--- Task description ---
Check each line of the material below, and copy it if it holds the string "daughter".

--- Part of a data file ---

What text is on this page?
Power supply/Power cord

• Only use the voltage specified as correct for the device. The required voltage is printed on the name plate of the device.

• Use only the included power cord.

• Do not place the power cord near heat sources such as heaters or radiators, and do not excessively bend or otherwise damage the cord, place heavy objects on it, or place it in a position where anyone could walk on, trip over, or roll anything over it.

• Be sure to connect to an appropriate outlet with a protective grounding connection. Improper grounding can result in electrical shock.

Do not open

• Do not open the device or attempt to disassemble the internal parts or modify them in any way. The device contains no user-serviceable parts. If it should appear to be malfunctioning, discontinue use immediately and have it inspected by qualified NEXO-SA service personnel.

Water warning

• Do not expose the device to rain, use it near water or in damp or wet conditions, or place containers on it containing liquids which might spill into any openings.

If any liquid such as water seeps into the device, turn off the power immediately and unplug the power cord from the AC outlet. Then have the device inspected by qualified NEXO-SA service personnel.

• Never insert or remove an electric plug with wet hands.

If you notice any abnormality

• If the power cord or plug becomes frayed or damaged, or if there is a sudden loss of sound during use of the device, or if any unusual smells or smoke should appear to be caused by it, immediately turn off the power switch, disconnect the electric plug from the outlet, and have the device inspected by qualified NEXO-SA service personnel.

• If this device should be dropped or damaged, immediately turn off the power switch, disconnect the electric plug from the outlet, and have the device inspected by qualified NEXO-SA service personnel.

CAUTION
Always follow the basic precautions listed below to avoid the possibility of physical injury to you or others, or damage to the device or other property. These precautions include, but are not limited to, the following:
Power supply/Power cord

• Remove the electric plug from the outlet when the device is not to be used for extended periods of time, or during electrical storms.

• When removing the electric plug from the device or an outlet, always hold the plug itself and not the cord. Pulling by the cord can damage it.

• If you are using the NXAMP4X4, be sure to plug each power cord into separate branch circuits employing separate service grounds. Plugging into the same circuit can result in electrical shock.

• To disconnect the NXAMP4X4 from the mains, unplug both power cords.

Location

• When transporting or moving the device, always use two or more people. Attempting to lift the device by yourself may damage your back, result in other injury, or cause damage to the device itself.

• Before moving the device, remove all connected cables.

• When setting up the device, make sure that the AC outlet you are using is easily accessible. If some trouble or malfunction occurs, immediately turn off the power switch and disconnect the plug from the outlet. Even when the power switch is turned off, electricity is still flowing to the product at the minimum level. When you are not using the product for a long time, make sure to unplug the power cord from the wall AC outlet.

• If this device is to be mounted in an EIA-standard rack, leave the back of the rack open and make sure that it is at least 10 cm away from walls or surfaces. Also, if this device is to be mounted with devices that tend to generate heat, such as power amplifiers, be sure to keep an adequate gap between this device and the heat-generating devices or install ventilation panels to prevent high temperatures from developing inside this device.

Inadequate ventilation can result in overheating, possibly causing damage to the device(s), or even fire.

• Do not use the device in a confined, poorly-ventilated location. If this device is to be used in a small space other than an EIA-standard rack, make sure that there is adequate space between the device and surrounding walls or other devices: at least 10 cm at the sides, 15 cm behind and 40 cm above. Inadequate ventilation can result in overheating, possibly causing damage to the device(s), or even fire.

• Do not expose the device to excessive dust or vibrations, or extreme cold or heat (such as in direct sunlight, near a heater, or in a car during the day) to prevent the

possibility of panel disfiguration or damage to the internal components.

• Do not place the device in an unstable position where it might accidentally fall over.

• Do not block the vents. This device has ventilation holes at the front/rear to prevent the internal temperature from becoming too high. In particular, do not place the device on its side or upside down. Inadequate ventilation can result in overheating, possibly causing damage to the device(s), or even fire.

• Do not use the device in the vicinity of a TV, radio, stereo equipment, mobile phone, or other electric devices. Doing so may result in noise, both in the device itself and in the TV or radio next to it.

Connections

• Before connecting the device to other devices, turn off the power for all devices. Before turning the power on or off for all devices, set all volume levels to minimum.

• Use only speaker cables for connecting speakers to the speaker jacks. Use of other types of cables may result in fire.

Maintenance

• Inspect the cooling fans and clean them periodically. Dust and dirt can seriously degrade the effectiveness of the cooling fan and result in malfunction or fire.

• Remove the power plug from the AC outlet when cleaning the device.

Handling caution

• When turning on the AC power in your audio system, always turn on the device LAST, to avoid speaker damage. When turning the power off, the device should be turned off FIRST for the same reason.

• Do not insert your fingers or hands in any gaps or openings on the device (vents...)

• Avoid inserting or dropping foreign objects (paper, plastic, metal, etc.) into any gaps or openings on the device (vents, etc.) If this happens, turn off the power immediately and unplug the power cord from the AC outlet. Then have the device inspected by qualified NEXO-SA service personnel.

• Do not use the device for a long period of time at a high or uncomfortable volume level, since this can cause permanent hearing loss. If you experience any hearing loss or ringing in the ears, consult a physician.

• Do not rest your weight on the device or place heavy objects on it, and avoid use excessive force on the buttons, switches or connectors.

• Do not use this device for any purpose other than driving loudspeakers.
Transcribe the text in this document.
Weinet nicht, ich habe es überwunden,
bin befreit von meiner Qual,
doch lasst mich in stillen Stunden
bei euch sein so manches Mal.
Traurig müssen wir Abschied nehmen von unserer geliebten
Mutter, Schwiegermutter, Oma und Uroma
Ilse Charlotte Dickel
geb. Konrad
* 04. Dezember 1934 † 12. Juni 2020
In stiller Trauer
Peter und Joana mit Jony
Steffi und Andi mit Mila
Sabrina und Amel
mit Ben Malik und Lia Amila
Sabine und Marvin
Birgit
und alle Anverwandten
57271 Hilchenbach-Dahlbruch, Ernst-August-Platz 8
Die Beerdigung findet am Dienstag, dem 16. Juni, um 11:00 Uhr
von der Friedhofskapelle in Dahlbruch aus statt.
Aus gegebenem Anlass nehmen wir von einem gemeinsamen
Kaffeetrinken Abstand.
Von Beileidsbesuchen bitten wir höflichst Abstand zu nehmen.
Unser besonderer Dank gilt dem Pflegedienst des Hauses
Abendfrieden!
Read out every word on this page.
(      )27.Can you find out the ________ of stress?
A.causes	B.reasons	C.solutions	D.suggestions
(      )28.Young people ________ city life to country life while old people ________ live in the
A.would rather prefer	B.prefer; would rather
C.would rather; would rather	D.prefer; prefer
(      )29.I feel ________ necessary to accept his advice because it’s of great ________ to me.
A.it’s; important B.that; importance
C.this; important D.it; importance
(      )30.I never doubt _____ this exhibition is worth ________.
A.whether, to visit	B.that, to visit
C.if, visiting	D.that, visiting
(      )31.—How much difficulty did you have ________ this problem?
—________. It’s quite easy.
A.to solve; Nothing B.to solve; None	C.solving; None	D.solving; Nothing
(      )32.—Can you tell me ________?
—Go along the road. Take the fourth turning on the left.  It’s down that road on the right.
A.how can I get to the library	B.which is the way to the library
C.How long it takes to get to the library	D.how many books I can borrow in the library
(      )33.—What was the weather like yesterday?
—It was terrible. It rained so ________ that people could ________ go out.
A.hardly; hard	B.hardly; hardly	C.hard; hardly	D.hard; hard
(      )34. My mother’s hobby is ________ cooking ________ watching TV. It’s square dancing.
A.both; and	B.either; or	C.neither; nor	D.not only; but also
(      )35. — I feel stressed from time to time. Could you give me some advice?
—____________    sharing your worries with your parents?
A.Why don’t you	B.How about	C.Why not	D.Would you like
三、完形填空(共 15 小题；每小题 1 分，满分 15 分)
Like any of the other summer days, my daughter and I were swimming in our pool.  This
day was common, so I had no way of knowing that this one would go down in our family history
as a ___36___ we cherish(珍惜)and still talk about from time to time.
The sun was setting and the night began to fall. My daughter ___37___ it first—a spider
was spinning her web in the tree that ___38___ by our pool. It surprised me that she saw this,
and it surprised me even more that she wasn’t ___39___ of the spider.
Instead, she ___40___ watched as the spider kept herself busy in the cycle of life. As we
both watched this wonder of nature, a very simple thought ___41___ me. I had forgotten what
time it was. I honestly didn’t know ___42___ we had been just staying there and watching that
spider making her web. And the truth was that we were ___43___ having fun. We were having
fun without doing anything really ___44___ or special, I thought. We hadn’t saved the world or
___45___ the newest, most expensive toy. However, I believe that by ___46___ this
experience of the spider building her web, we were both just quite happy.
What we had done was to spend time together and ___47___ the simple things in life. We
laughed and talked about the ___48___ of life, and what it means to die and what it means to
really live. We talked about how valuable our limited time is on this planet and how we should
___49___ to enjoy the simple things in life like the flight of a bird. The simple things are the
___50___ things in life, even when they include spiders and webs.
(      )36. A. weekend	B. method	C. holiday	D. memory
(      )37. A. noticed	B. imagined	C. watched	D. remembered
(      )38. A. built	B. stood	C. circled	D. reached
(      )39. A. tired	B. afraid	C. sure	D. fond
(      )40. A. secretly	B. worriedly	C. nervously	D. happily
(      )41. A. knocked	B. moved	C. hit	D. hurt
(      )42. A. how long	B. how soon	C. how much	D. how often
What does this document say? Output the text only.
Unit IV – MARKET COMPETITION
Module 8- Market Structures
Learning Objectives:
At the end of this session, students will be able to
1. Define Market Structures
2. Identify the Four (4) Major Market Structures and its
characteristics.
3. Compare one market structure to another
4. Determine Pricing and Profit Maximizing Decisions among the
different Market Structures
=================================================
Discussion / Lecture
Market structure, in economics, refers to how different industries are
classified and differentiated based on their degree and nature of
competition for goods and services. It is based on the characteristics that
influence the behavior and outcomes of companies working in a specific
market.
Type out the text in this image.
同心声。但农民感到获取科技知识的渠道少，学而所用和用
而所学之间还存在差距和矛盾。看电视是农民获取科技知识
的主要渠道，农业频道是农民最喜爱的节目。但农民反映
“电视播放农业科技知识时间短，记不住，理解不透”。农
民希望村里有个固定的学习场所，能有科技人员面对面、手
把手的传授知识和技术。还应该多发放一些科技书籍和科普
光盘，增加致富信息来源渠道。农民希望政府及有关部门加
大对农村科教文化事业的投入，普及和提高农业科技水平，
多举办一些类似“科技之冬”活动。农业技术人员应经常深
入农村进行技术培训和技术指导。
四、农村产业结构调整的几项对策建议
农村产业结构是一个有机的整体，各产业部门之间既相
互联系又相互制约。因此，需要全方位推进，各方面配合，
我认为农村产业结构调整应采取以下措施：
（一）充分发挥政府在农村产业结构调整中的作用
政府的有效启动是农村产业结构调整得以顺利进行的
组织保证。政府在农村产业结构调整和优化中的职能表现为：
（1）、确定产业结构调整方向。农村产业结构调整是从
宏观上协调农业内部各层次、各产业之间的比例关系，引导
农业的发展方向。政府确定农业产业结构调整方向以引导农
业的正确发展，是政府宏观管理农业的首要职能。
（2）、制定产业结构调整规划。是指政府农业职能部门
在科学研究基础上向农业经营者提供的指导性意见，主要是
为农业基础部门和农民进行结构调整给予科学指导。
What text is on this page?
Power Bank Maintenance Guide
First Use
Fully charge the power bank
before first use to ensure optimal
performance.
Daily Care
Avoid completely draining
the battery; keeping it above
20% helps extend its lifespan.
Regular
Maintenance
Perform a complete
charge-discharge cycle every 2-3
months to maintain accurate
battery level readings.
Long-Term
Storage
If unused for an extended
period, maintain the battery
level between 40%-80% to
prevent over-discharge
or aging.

--- Expected answer ---
Like any of the other summer days, my daughter and I were swimming in our pool.  This
The sun was setting and the night began to fall. My daughter ___37___ it first—a spider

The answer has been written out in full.